- **Direction**:
Give back the full listing, character for character, with no pictures.

(Chart and figure data)
======

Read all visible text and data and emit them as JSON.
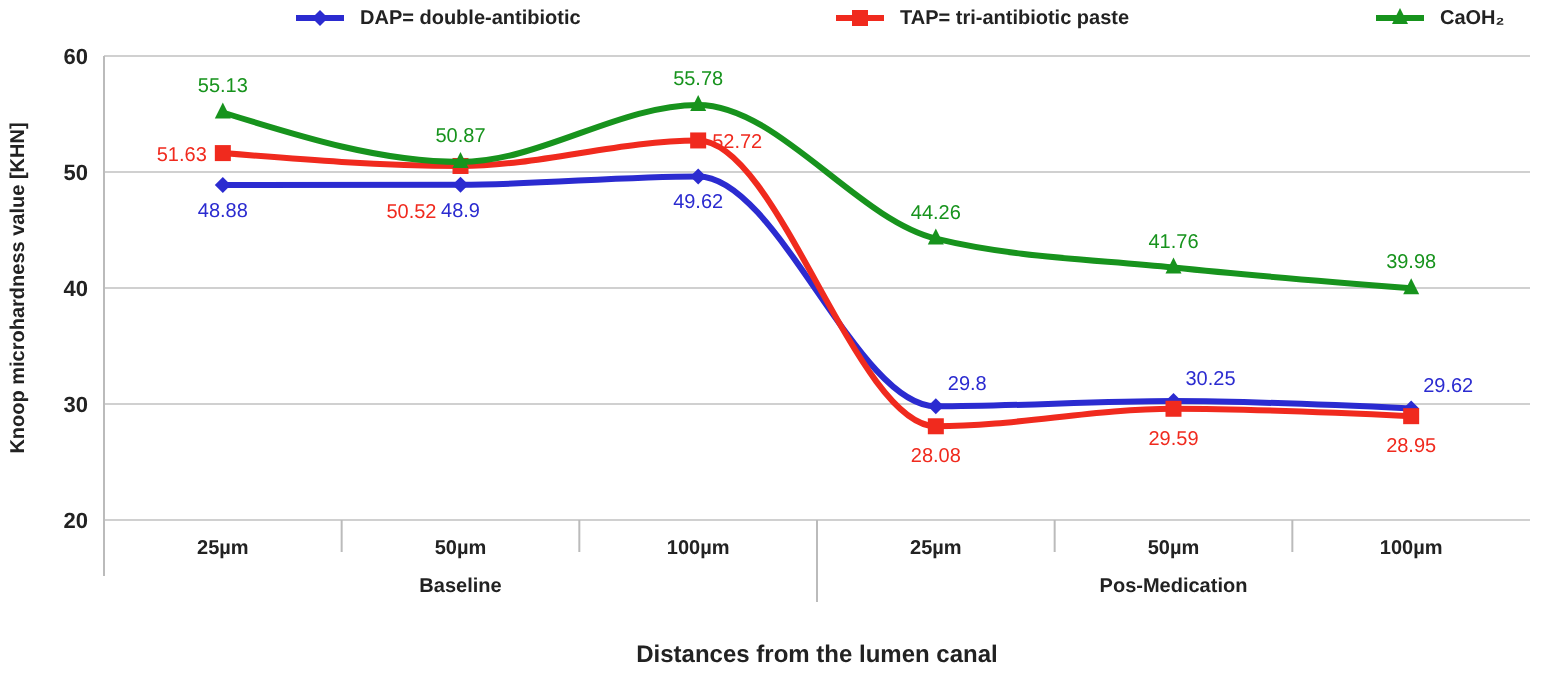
{
  "chart_data": {
    "type": "line",
    "categories": [
      "25µm",
      "50µm",
      "100µm",
      "25µm",
      "50µm",
      "100µm"
    ],
    "series": [
      {
        "name": "DAP= double-antibiotic",
        "color": "#2b2bd0",
        "marker": "diamond",
        "values": [
          48.88,
          48.9,
          49.62,
          29.8,
          30.25,
          29.62
        ]
      },
      {
        "name": "TAP= tri-antibiotic paste",
        "color": "#f02a1e",
        "marker": "square",
        "values": [
          51.63,
          50.52,
          52.72,
          28.08,
          29.59,
          28.95
        ]
      },
      {
        "name": "CaOH₂",
        "color": "#17931d",
        "marker": "triangle",
        "values": [
          55.13,
          50.87,
          55.78,
          44.26,
          41.76,
          39.98
        ]
      }
    ],
    "ylim": [
      20,
      60
    ],
    "yticks": [
      20,
      30,
      40,
      50,
      60
    ],
    "grid": "y",
    "legend": "top",
    "data_labels": true,
    "ylabel": "Knoop microhardness  value [KHN]",
    "xlabel": "Distances from the lumen canal",
    "annotations": [
      "Baseline",
      "Pos-Medication"
    ]
  }
}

======

- **Full answer**:
Read all visible text and data and emit them as JSON.
{
  "chart_data": {
    "type": "line",
    "categories": [
      "25µm",
      "50µm",
      "100µm",
      "25µm",
      "50µm",
      "100µm"
    ],
    "series": [
      {
        "name": "DAP= double-antibiotic",
        "color": "#2b2bd0",
        "marker": "diamond",
        "values": [
          48.88,
          48.9,
          49.62,
          29.8,
          30.25,
          29.62
        ]
      },
      {
        "name": "TAP= tri-antibiotic paste",
        "color": "#f02a1e",
        "marker": "square",
        "values": [
          51.63,
          50.52,
          52.72,
          28.08,
          29.59,
          28.95
        ]
      },
      {
        "name": "CaOH₂",
        "color": "#17931d",
        "marker": "triangle",
        "values": [
          55.13,
          50.87,
          55.78,
          44.26,
          41.76,
          39.98
        ]
      }
    ],
    "ylim": [
      20,
      60
    ],
    "yticks": [
      20,
      30,
      40,
      50,
      60
    ],
    "grid": "y",
    "legend": "top",
    "data_labels": true,
    "ylabel": "Knoop microhardness  value [KHN]",
    "xlabel": "Distances from the lumen canal",
    "annotations": [
      "Baseline",
      "Pos-Medication"
    ]
  }
}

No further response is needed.